## THE RECORDS
:::::
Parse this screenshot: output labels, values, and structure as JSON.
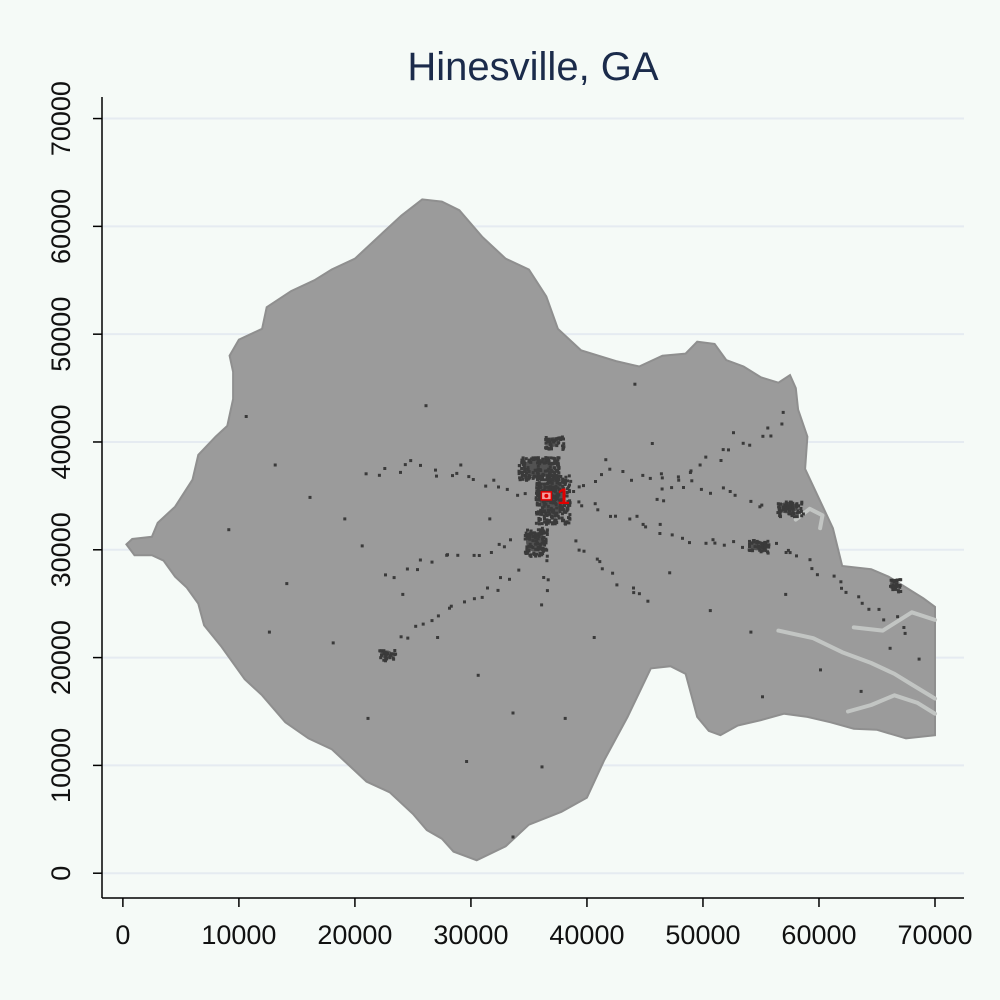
:::::
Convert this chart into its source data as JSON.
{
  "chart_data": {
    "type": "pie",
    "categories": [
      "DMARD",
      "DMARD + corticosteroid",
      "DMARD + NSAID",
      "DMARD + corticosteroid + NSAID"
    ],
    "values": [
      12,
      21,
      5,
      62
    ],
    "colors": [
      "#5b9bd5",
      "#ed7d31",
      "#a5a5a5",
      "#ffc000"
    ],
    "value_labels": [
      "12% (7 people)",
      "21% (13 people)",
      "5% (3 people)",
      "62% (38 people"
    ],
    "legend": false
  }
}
:::::
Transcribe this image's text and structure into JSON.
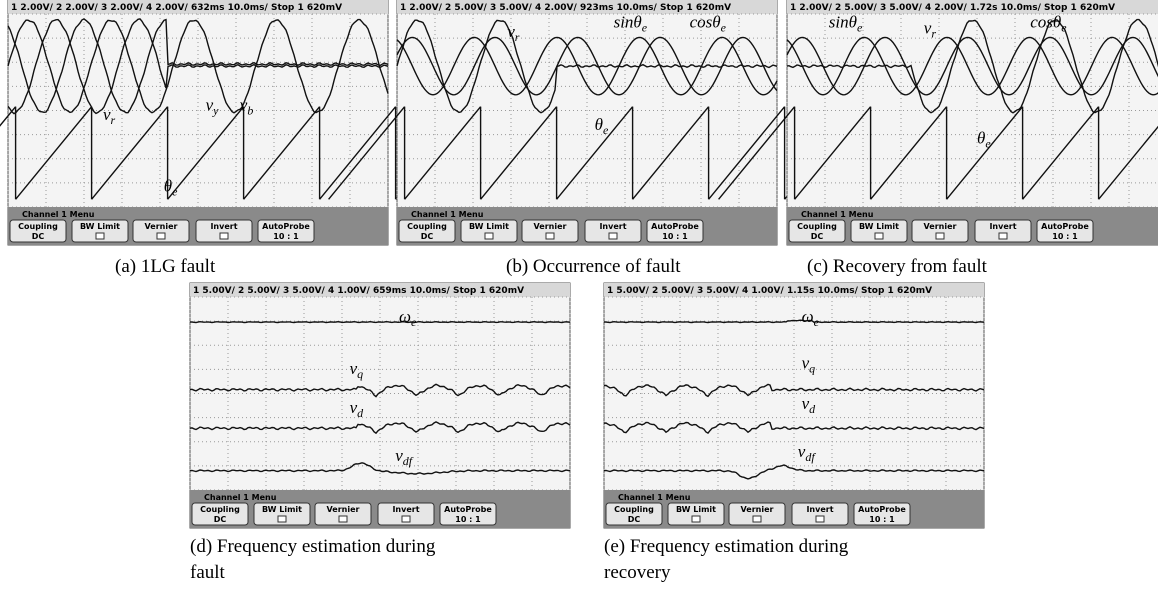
:::::
Ascertain the number of lines in the entries that include the word "structure", and report only that number.

## ANSWER TO THE EXERCISE
2